__WHAT NEEDS TO BE DONE__. Keep the images out and copy every entry below exactly.
★ ★ ★
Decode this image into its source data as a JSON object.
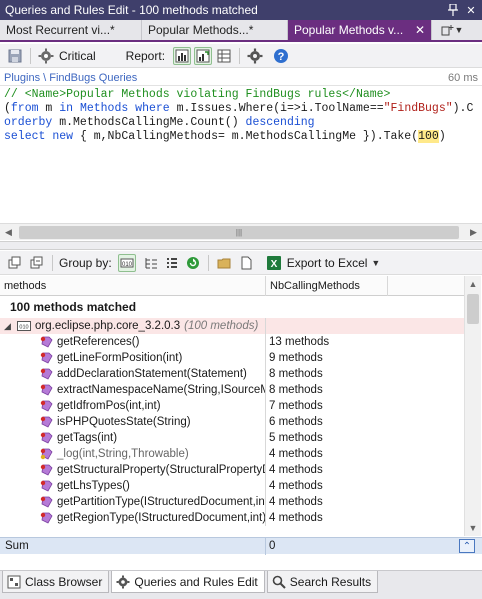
{
  "window": {
    "title": "Queries and Rules Edit  -  100 methods matched"
  },
  "doc_tabs": [
    {
      "label": "Most Recurrent vi...*"
    },
    {
      "label": "Popular Methods...*"
    },
    {
      "label": "Popular Methods v..."
    }
  ],
  "toolbar": {
    "critical_label": "Critical",
    "report_label": "Report:"
  },
  "breadcrumb": {
    "path": "Plugins \\ FindBugs Queries",
    "timing": "60 ms"
  },
  "query": {
    "line1_comment": "// <Name>Popular Methods violating FindBugs rules</Name>",
    "line2_kw1": "from",
    "line2_a": " m ",
    "line2_kw2": "in",
    "line2_b": " ",
    "line2_kw3": "Methods",
    "line2_c": " ",
    "line2_kw4": "where",
    "line2_d": " m.Issues.Where(i=>i.ToolName==",
    "line2_str": "\"FindBugs\"",
    "line2_e": ").C",
    "line3_kw": "orderby",
    "line3_a": " m.MethodsCallingMe.Count() ",
    "line3_kw2": "descending",
    "line4_kw1": "select",
    "line4_a": " ",
    "line4_kw2": "new",
    "line4_b": " { m,NbCallingMethods= m.MethodsCallingMe }).Take(",
    "line4_num": "100",
    "line4_c": ")"
  },
  "result_toolbar": {
    "group_by_label": "Group by:",
    "export_label": "Export to Excel"
  },
  "grid": {
    "columns": [
      "methods",
      "NbCallingMethods"
    ],
    "title": "100 methods matched",
    "group": {
      "name": "org.eclipse.php.core_3.2.0.3",
      "count": "(100 methods)"
    },
    "rows": [
      {
        "method": "getReferences()",
        "count": "13 methods",
        "muted": false
      },
      {
        "method": "getLineFormPosition(int)",
        "count": "9 methods",
        "muted": false
      },
      {
        "method": "addDeclarationStatement(Statement)",
        "count": "8 methods",
        "muted": false
      },
      {
        "method": "extractNamespaceName(String,ISourceModule)",
        "count": "8 methods",
        "muted": false
      },
      {
        "method": "getIdfromPos(int,int)",
        "count": "7 methods",
        "muted": false
      },
      {
        "method": "isPHPQuotesState(String)",
        "count": "6 methods",
        "muted": false
      },
      {
        "method": "getTags(int)",
        "count": "5 methods",
        "muted": false
      },
      {
        "method": "_log(int,String,Throwable)",
        "count": "4 methods",
        "muted": true
      },
      {
        "method": "getStructuralProperty(StructuralPropertyDescriptor)",
        "count": "4 methods",
        "muted": false
      },
      {
        "method": "getLhsTypes()",
        "count": "4 methods",
        "muted": false
      },
      {
        "method": "getPartitionType(IStructuredDocument,int,...)",
        "count": "4 methods",
        "muted": false
      },
      {
        "method": "getRegionType(IStructuredDocument,int)",
        "count": "4 methods",
        "muted": false
      }
    ]
  },
  "sum": {
    "label": "Sum",
    "value": "0"
  },
  "bottom_tabs": [
    {
      "label": "Class Browser"
    },
    {
      "label": "Queries and Rules Edit"
    },
    {
      "label": "Search Results"
    }
  ],
  "colors": {
    "title_bar": "#3f3f6b",
    "active_tab": "#6b2e80",
    "group_row": "#fbe6e6",
    "sum_row": "#dce6f4"
  }
}
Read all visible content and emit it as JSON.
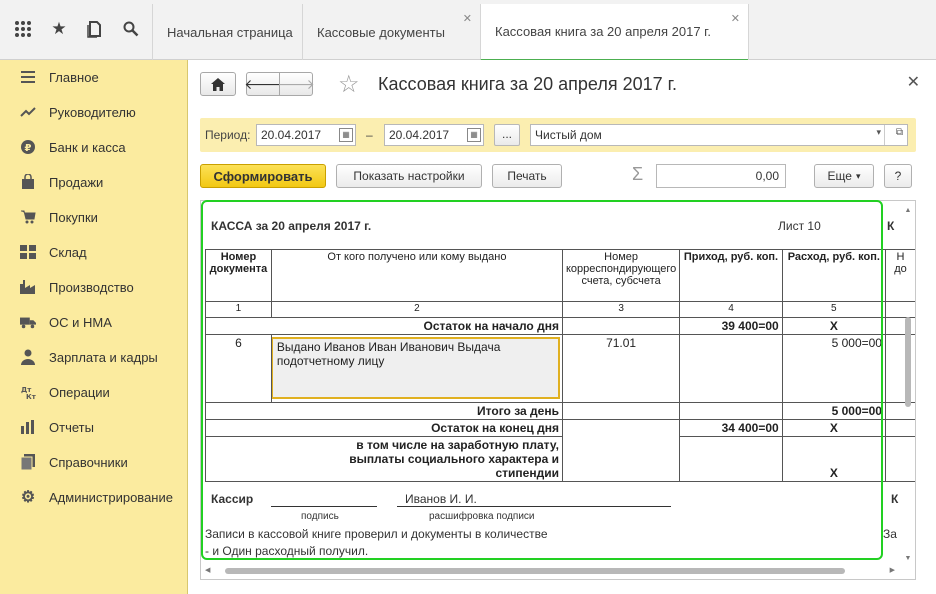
{
  "tabs": [
    {
      "label": "Начальная страница"
    },
    {
      "label": "Кассовые документы"
    },
    {
      "label": "Кассовая книга за 20 апреля 2017 г."
    }
  ],
  "sidebar": {
    "items": [
      {
        "label": "Главное",
        "icon": "menu-lines-icon"
      },
      {
        "label": "Руководителю",
        "icon": "trend-icon"
      },
      {
        "label": "Банк и касса",
        "icon": "ruble-icon"
      },
      {
        "label": "Продажи",
        "icon": "bag-icon"
      },
      {
        "label": "Покупки",
        "icon": "cart-icon"
      },
      {
        "label": "Склад",
        "icon": "warehouse-icon"
      },
      {
        "label": "Производство",
        "icon": "factory-icon"
      },
      {
        "label": "ОС и НМА",
        "icon": "truck-icon"
      },
      {
        "label": "Зарплата и кадры",
        "icon": "people-icon"
      },
      {
        "label": "Операции",
        "icon": "dt-kt-icon"
      },
      {
        "label": "Отчеты",
        "icon": "bar-chart-icon"
      },
      {
        "label": "Справочники",
        "icon": "book-icon"
      },
      {
        "label": "Администрирование",
        "icon": "gear-icon"
      }
    ]
  },
  "document": {
    "title": "Кассовая книга за 20 апреля 2017 г."
  },
  "params": {
    "period_label": "Период:",
    "date_from": "20.04.2017",
    "dash": "–",
    "date_to": "20.04.2017",
    "ellipsis": "...",
    "organization": "Чистый дом"
  },
  "toolbar": {
    "generate": "Сформировать",
    "show_settings": "Показать настройки",
    "print": "Печать",
    "sum_value": "0,00",
    "more": "Еще",
    "help": "?"
  },
  "report": {
    "heading": "КАССА за 20 апреля 2017 г.",
    "sheet": "Лист 10",
    "col_headers": [
      "Номер документа",
      "От кого получено или кому выдано",
      "Номер корреспондирующего счета, субсчета",
      "Приход, руб. коп.",
      "Расход, руб. коп."
    ],
    "col_nums": [
      "1",
      "2",
      "3",
      "4",
      "5"
    ],
    "opening_label": "Остаток на начало дня",
    "opening_income": "39 400=00",
    "opening_expense": "Х",
    "row_doc": "6",
    "row_desc": "Выдано Иванов Иван Иванович Выдача подотчетному лицу",
    "row_account": "71.01",
    "row_expense": "5 000=00",
    "day_total_label": "Итого за день",
    "day_total_expense": "5 000=00",
    "closing_label": "Остаток на конец  дня",
    "closing_income": "34 400=00",
    "closing_expense": "Х",
    "incl_label": "в том числе на заработную плату, выплаты социального характера и стипендии",
    "incl_expense": "Х",
    "cashier_label": "Кассир",
    "signature_caption": "подпись",
    "cashier_name": "Иванов И. И.",
    "decoding_caption": "расшифровка подписи",
    "check_line1": "Записи в кассовой книге проверил и документы в количестве",
    "check_line2": "-  и Один расходный получил.",
    "right_cut_1": "К",
    "right_cut_2": "Н",
    "right_cut_3": "до",
    "right_cut_4": "К",
    "right_cut_5": "За"
  }
}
★ ★ ★
__ANSWER FOR THE TASK__.
Decode this image into its source data as a JSON object.
{
  "window": {
    "title": "Queries and Rules Edit  -  100 methods matched"
  },
  "doc_tabs": [
    {
      "label": "Most Recurrent vi...*"
    },
    {
      "label": "Popular Methods...*"
    },
    {
      "label": "Popular Methods v..."
    }
  ],
  "toolbar": {
    "critical_label": "Critical",
    "report_label": "Report:"
  },
  "breadcrumb": {
    "path": "Plugins \\ FindBugs Queries",
    "timing": "60 ms"
  },
  "query": {
    "line1_comment": "// <Name>Popular Methods violating FindBugs rules</Name>",
    "line2_kw1": "from",
    "line2_a": " m ",
    "line2_kw2": "in",
    "line2_b": " ",
    "line2_kw3": "Methods",
    "line2_c": " ",
    "line2_kw4": "where",
    "line2_d": " m.Issues.Where(i=>i.ToolName==",
    "line2_str": "\"FindBugs\"",
    "line2_e": ").C",
    "line3_kw": "orderby",
    "line3_a": " m.MethodsCallingMe.Count() ",
    "line3_kw2": "descending",
    "line4_kw1": "select",
    "line4_a": " ",
    "line4_kw2": "new",
    "line4_b": " { m,NbCallingMethods= m.MethodsCallingMe }).Take(",
    "line4_num": "100",
    "line4_c": ")"
  },
  "result_toolbar": {
    "group_by_label": "Group by:",
    "export_label": "Export to Excel"
  },
  "grid": {
    "columns": [
      "methods",
      "NbCallingMethods"
    ],
    "title": "100 methods matched",
    "group": {
      "name": "org.eclipse.php.core_3.2.0.3",
      "count": "(100 methods)"
    },
    "rows": [
      {
        "method": "getReferences()",
        "count": "13 methods",
        "muted": false
      },
      {
        "method": "getLineFormPosition(int)",
        "count": "9 methods",
        "muted": false
      },
      {
        "method": "addDeclarationStatement(Statement)",
        "count": "8 methods",
        "muted": false
      },
      {
        "method": "extractNamespaceName(String,ISourceModule)",
        "count": "8 methods",
        "muted": false
      },
      {
        "method": "getIdfromPos(int,int)",
        "count": "7 methods",
        "muted": false
      },
      {
        "method": "isPHPQuotesState(String)",
        "count": "6 methods",
        "muted": false
      },
      {
        "method": "getTags(int)",
        "count": "5 methods",
        "muted": false
      },
      {
        "method": "_log(int,String,Throwable)",
        "count": "4 methods",
        "muted": true
      },
      {
        "method": "getStructuralProperty(StructuralPropertyDescriptor)",
        "count": "4 methods",
        "muted": false
      },
      {
        "method": "getLhsTypes()",
        "count": "4 methods",
        "muted": false
      },
      {
        "method": "getPartitionType(IStructuredDocument,int,...)",
        "count": "4 methods",
        "muted": false
      },
      {
        "method": "getRegionType(IStructuredDocument,int)",
        "count": "4 methods",
        "muted": false
      }
    ]
  },
  "sum": {
    "label": "Sum",
    "value": "0"
  },
  "bottom_tabs": [
    {
      "label": "Class Browser"
    },
    {
      "label": "Queries and Rules Edit"
    },
    {
      "label": "Search Results"
    }
  ],
  "colors": {
    "title_bar": "#3f3f6b",
    "active_tab": "#6b2e80",
    "group_row": "#fbe6e6",
    "sum_row": "#dce6f4"
  }
}
Read all visible content and emit it as JSON.
{
  "tabs": [
    {
      "label": "Начальная страница"
    },
    {
      "label": "Кассовые документы"
    },
    {
      "label": "Кассовая книга за 20 апреля 2017 г."
    }
  ],
  "sidebar": {
    "items": [
      {
        "label": "Главное",
        "icon": "menu-lines-icon"
      },
      {
        "label": "Руководителю",
        "icon": "trend-icon"
      },
      {
        "label": "Банк и касса",
        "icon": "ruble-icon"
      },
      {
        "label": "Продажи",
        "icon": "bag-icon"
      },
      {
        "label": "Покупки",
        "icon": "cart-icon"
      },
      {
        "label": "Склад",
        "icon": "warehouse-icon"
      },
      {
        "label": "Производство",
        "icon": "factory-icon"
      },
      {
        "label": "ОС и НМА",
        "icon": "truck-icon"
      },
      {
        "label": "Зарплата и кадры",
        "icon": "people-icon"
      },
      {
        "label": "Операции",
        "icon": "dt-kt-icon"
      },
      {
        "label": "Отчеты",
        "icon": "bar-chart-icon"
      },
      {
        "label": "Справочники",
        "icon": "book-icon"
      },
      {
        "label": "Администрирование",
        "icon": "gear-icon"
      }
    ]
  },
  "document": {
    "title": "Кассовая книга за 20 апреля 2017 г."
  },
  "params": {
    "period_label": "Период:",
    "date_from": "20.04.2017",
    "dash": "–",
    "date_to": "20.04.2017",
    "ellipsis": "...",
    "organization": "Чистый дом"
  },
  "toolbar": {
    "generate": "Сформировать",
    "show_settings": "Показать настройки",
    "print": "Печать",
    "sum_value": "0,00",
    "more": "Еще",
    "help": "?"
  },
  "report": {
    "heading": "КАССА за 20 апреля 2017 г.",
    "sheet": "Лист 10",
    "col_headers": [
      "Номер документа",
      "От кого получено или кому выдано",
      "Номер корреспондирующего счета, субсчета",
      "Приход, руб. коп.",
      "Расход, руб. коп."
    ],
    "col_nums": [
      "1",
      "2",
      "3",
      "4",
      "5"
    ],
    "opening_label": "Остаток на начало дня",
    "opening_income": "39 400=00",
    "opening_expense": "Х",
    "row_doc": "6",
    "row_desc": "Выдано Иванов Иван Иванович Выдача подотчетному лицу",
    "row_account": "71.01",
    "row_expense": "5 000=00",
    "day_total_label": "Итого за день",
    "day_total_expense": "5 000=00",
    "closing_label": "Остаток на конец  дня",
    "closing_income": "34 400=00",
    "closing_expense": "Х",
    "incl_label": "в том числе на заработную плату, выплаты социального характера и стипендии",
    "incl_expense": "Х",
    "cashier_label": "Кассир",
    "signature_caption": "подпись",
    "cashier_name": "Иванов И. И.",
    "decoding_caption": "расшифровка подписи",
    "check_line1": "Записи в кассовой книге проверил и документы в количестве",
    "check_line2": "-  и Один расходный получил.",
    "right_cut_1": "К",
    "right_cut_2": "Н",
    "right_cut_3": "до",
    "right_cut_4": "К",
    "right_cut_5": "За"
  }
}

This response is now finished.